» Exercise directions
Lines containing the word "grid" are to be located and copied.

» Rows from a figure dataset
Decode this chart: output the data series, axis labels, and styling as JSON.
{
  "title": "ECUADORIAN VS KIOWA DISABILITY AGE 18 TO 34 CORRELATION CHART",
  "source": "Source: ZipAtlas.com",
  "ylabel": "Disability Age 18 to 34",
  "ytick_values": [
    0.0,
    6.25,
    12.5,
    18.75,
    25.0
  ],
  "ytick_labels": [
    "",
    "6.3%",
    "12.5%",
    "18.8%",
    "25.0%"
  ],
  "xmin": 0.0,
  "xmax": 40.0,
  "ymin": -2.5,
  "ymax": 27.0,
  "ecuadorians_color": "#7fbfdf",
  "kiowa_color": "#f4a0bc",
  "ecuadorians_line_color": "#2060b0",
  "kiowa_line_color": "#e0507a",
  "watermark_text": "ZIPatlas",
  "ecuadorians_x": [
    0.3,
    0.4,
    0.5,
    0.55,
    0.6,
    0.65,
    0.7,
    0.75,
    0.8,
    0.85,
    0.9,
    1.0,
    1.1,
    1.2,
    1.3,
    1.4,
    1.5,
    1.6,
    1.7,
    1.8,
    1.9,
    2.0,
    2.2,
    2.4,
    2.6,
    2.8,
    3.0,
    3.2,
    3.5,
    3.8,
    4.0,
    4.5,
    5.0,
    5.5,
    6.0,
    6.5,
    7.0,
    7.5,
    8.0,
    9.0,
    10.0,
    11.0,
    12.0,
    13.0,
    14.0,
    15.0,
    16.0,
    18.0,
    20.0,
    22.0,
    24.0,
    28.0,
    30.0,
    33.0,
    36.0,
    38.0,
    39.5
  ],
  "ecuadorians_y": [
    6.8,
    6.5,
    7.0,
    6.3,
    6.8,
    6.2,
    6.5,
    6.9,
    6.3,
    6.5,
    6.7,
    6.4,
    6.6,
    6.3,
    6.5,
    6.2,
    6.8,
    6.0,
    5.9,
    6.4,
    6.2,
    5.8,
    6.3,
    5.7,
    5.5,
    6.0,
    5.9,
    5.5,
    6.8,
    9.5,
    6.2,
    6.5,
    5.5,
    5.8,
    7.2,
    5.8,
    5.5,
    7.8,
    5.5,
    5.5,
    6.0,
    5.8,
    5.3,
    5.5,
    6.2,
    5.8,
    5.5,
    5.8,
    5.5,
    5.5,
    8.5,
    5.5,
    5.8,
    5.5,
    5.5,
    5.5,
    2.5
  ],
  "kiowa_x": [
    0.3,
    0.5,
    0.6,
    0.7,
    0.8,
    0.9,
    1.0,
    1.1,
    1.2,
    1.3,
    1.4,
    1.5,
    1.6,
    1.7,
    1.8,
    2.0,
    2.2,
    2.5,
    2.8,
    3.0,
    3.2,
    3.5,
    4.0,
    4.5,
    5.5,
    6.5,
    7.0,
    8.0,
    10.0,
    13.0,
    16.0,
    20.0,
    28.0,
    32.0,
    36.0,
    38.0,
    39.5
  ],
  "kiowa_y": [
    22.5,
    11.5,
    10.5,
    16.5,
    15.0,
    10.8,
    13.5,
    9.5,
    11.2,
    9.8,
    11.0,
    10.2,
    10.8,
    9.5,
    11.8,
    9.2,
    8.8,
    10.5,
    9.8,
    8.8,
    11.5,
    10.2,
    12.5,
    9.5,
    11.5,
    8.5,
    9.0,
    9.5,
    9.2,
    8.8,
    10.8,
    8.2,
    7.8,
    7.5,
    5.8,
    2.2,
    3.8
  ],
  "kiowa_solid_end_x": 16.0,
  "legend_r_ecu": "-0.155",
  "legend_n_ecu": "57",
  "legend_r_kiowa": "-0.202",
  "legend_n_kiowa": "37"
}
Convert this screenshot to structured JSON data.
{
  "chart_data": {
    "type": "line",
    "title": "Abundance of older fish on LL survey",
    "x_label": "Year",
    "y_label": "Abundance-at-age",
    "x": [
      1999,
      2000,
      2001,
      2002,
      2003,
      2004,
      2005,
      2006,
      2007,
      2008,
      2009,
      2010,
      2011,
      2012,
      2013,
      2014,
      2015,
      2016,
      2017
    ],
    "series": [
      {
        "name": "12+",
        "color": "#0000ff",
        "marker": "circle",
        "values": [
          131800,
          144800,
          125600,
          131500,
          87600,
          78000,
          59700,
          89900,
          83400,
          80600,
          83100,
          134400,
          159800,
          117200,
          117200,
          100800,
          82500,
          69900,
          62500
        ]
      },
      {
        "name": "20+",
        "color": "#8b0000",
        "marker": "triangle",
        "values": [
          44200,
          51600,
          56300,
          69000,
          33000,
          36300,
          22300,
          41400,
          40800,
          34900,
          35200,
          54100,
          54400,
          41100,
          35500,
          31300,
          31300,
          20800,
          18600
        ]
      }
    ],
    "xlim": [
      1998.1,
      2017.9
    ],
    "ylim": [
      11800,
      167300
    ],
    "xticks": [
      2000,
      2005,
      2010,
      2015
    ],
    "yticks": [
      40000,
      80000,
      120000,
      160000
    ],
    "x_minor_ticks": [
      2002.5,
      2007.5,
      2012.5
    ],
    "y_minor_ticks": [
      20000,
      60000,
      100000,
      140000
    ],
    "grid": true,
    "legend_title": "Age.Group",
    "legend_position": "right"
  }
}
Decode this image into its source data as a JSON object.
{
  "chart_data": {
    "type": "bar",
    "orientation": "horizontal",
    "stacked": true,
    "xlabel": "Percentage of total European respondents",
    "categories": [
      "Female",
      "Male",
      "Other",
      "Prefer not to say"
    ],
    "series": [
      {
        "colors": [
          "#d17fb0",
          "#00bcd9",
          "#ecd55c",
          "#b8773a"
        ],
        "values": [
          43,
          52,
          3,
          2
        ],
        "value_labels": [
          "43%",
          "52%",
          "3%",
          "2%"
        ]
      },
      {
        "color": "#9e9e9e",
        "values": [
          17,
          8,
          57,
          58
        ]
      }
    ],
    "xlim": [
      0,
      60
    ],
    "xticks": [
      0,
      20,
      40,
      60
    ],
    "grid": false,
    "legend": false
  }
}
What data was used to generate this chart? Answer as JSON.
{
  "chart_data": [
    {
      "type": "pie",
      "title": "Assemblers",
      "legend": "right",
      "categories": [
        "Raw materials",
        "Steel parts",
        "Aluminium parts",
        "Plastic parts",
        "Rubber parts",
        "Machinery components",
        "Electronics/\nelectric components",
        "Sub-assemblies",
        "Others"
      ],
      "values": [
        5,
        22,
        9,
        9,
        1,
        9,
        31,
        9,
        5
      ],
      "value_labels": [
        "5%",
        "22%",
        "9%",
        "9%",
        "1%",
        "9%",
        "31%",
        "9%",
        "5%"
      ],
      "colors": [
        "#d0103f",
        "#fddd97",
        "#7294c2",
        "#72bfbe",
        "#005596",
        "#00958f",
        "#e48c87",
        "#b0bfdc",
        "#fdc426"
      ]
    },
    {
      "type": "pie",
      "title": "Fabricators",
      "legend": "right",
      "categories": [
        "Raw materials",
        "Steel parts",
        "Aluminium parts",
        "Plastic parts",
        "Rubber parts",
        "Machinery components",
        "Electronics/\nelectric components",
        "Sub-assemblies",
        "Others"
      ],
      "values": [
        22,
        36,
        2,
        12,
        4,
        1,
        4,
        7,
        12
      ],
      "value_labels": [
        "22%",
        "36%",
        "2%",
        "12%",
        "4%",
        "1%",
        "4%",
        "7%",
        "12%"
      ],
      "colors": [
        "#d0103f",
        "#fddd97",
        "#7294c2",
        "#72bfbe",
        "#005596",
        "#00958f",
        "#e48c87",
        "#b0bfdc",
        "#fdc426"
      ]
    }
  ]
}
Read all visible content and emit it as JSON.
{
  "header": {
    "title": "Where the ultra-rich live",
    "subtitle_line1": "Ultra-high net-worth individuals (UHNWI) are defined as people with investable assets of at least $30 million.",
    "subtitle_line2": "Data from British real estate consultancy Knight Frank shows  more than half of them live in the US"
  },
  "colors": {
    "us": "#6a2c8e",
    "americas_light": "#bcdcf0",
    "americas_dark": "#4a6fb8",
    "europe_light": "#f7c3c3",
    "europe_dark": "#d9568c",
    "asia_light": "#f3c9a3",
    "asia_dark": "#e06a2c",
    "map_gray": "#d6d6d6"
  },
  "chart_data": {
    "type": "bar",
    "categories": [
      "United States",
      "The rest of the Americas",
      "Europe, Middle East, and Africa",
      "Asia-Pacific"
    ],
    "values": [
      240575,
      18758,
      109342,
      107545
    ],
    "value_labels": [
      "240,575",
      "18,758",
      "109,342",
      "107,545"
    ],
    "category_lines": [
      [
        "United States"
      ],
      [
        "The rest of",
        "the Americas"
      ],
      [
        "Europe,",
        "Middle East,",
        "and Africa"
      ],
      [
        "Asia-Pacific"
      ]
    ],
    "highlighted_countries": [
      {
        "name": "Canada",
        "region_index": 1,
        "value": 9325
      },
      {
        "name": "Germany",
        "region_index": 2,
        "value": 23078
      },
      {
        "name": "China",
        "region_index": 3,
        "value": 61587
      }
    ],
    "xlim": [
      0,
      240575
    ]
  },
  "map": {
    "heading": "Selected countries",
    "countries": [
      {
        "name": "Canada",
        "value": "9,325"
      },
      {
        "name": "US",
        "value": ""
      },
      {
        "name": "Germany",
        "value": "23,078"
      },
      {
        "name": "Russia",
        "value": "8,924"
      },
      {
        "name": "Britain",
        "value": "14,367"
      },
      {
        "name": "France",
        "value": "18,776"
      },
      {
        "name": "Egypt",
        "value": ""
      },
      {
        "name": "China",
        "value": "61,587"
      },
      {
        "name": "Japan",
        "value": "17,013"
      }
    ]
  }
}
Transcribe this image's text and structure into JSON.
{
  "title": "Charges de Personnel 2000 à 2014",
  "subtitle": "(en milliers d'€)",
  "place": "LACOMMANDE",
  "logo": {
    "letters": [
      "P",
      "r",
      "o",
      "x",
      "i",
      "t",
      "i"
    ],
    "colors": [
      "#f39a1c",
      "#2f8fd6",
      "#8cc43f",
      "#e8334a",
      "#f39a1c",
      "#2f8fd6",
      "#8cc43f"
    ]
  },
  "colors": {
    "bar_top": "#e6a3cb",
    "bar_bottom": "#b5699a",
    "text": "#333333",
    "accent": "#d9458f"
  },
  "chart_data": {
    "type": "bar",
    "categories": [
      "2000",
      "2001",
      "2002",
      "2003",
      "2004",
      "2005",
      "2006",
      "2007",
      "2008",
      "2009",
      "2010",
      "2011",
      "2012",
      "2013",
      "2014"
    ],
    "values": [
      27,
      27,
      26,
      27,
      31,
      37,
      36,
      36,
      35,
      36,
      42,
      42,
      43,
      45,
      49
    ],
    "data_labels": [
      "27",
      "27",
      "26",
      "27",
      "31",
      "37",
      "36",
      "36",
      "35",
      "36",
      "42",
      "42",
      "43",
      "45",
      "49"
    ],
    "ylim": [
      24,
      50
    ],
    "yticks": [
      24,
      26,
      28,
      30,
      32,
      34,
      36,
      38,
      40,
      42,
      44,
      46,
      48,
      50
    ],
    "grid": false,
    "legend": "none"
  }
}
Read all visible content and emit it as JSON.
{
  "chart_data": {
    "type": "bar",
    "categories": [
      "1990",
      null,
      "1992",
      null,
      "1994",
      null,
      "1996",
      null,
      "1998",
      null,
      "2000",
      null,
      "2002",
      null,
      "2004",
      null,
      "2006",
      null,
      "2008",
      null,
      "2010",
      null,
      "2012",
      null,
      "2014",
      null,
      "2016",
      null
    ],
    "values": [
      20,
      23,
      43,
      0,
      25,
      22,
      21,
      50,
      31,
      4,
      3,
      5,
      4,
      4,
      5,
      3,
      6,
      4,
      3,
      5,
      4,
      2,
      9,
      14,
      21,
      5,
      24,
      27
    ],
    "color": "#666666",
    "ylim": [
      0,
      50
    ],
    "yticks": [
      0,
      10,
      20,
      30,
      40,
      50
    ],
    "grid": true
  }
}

» Reply
    "grid": true,
    "grid": false,
    "grid": false,
    "grid": true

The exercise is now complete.